Task objective: Below are records; count the lines that contain "XAUUSD" and give only the total.

Some records:
* Begin *

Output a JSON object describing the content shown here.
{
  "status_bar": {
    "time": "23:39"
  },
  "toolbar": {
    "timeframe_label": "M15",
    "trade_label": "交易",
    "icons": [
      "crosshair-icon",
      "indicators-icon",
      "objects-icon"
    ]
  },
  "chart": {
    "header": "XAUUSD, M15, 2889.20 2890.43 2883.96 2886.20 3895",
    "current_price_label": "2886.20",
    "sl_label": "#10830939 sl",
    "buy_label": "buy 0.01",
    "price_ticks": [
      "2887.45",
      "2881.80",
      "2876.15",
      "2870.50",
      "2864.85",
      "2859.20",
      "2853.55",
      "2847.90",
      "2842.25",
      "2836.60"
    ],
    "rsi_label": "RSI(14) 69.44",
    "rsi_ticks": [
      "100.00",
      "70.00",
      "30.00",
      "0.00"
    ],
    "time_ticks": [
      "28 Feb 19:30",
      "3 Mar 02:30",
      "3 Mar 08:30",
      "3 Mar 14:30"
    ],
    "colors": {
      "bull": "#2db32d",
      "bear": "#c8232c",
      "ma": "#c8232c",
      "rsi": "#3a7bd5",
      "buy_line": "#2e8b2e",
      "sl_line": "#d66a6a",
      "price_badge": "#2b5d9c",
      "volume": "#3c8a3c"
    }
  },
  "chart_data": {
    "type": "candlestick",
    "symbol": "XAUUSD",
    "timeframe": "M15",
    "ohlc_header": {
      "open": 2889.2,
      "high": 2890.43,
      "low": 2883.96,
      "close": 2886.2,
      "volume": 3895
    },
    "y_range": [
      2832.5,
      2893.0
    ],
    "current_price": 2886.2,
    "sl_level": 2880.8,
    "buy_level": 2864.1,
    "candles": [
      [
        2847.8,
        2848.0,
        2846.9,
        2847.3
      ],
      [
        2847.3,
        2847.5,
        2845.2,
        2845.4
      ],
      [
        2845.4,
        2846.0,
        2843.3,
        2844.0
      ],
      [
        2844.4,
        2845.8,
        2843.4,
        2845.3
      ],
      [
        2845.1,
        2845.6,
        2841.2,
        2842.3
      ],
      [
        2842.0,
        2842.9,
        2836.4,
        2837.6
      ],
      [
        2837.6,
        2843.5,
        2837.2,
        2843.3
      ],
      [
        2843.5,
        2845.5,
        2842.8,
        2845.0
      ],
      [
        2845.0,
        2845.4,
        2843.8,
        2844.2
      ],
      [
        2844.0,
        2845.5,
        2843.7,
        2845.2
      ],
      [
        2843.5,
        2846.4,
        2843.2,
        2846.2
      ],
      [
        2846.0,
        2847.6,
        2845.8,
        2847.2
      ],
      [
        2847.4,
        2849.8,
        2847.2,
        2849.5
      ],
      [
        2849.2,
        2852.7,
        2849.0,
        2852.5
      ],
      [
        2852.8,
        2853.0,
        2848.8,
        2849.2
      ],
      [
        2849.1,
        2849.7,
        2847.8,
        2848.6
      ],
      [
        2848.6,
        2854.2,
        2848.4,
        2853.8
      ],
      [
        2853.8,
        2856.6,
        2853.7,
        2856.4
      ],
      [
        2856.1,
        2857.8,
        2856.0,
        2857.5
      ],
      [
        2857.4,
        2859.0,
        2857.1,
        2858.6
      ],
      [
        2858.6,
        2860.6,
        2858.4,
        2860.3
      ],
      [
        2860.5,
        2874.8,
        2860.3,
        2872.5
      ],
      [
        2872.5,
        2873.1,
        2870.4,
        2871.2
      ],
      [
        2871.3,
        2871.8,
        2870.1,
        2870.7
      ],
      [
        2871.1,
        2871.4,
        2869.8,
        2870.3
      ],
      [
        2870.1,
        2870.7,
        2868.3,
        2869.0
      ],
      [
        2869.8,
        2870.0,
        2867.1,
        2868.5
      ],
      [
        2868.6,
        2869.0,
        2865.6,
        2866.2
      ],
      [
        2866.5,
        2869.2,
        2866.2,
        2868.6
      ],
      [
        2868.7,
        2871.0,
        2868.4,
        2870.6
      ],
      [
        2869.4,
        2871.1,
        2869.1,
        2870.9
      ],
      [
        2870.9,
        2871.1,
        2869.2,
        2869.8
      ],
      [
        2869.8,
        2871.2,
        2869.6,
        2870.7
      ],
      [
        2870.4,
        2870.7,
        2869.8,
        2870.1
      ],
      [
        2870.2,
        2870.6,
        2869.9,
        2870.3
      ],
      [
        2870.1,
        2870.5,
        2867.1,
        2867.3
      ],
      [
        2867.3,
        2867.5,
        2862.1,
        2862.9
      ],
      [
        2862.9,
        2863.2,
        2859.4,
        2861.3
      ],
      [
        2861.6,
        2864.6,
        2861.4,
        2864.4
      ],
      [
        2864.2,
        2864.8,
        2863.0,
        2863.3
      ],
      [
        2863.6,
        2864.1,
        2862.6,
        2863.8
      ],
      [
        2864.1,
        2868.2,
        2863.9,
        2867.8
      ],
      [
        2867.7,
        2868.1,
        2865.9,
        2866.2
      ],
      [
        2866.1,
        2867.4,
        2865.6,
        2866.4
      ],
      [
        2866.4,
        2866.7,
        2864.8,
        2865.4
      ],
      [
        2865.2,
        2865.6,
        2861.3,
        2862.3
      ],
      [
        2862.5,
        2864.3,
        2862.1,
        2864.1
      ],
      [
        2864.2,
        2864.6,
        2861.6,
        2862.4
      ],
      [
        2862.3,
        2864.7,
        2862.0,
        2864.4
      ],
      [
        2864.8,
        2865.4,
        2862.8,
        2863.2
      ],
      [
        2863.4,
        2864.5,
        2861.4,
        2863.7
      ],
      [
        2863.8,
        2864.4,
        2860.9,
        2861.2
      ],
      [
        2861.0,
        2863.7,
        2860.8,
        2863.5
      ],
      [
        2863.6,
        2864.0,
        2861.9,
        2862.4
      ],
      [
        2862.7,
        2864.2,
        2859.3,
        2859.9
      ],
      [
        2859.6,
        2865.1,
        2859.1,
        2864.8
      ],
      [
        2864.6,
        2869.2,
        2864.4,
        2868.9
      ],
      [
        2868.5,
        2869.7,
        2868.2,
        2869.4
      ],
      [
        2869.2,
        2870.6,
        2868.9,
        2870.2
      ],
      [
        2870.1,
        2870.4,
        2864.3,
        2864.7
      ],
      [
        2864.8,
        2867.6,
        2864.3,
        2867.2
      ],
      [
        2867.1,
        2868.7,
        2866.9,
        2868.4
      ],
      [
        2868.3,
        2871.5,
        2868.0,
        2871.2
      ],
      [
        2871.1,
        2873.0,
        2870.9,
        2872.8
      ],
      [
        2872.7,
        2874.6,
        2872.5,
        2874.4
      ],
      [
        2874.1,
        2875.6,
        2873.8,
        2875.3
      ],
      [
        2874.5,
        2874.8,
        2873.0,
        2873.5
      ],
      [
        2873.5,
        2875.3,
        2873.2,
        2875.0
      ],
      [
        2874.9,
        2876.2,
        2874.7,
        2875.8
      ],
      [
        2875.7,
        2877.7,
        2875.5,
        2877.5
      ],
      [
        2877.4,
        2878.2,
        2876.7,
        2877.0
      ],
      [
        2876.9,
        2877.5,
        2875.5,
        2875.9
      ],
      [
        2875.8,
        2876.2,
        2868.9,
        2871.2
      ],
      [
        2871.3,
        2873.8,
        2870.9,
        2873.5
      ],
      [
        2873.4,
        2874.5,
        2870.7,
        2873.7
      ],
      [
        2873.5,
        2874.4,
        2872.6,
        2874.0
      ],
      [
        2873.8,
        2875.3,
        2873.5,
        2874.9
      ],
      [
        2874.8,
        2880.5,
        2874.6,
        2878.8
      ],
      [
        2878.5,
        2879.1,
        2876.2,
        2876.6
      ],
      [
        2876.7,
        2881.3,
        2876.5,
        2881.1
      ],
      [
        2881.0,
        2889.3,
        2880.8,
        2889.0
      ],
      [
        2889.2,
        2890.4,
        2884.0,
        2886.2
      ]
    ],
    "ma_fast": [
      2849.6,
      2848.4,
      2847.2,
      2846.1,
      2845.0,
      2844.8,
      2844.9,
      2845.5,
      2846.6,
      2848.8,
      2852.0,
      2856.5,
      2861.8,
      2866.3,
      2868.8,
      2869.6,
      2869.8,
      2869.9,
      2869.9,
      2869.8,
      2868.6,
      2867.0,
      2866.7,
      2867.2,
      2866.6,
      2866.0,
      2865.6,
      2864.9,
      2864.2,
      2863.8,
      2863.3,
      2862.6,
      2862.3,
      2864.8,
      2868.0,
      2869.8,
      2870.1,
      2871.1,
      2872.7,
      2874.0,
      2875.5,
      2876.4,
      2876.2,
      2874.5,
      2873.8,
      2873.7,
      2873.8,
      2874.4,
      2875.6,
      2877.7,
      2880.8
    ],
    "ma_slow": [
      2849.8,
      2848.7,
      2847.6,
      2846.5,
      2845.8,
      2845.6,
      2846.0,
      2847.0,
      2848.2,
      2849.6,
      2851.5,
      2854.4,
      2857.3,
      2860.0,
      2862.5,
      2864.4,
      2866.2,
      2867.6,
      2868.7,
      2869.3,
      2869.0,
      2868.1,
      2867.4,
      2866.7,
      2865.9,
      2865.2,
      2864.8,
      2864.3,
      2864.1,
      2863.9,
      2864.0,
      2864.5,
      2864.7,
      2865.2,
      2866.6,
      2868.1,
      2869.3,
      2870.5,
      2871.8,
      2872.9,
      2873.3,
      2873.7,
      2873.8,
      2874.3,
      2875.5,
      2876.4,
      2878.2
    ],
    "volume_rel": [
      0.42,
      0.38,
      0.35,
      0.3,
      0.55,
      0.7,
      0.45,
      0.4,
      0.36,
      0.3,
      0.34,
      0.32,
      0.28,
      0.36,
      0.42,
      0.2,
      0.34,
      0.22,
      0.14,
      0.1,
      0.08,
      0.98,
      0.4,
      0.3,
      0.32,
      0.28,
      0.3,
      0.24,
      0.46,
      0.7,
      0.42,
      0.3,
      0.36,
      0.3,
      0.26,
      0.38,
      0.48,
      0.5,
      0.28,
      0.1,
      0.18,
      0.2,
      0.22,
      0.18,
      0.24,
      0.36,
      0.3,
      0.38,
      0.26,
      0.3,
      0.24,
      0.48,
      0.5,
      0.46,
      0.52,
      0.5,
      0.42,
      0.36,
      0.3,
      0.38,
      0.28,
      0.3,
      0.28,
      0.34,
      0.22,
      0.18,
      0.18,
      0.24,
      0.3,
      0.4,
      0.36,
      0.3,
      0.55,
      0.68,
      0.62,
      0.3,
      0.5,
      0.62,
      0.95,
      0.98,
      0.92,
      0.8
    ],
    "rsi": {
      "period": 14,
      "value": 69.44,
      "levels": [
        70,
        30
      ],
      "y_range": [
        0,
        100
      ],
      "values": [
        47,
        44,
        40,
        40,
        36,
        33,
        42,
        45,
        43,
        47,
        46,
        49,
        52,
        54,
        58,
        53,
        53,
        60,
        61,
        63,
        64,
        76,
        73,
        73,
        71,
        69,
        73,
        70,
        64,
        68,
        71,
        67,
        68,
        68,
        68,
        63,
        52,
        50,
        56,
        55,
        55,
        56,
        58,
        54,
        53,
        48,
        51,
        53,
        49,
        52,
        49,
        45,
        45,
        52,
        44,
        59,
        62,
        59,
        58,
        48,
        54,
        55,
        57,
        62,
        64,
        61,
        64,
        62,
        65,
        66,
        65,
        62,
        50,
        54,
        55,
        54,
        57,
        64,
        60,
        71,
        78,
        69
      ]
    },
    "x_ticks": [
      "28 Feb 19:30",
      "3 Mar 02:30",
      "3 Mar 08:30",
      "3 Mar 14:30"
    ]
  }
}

* End *

The solution: 2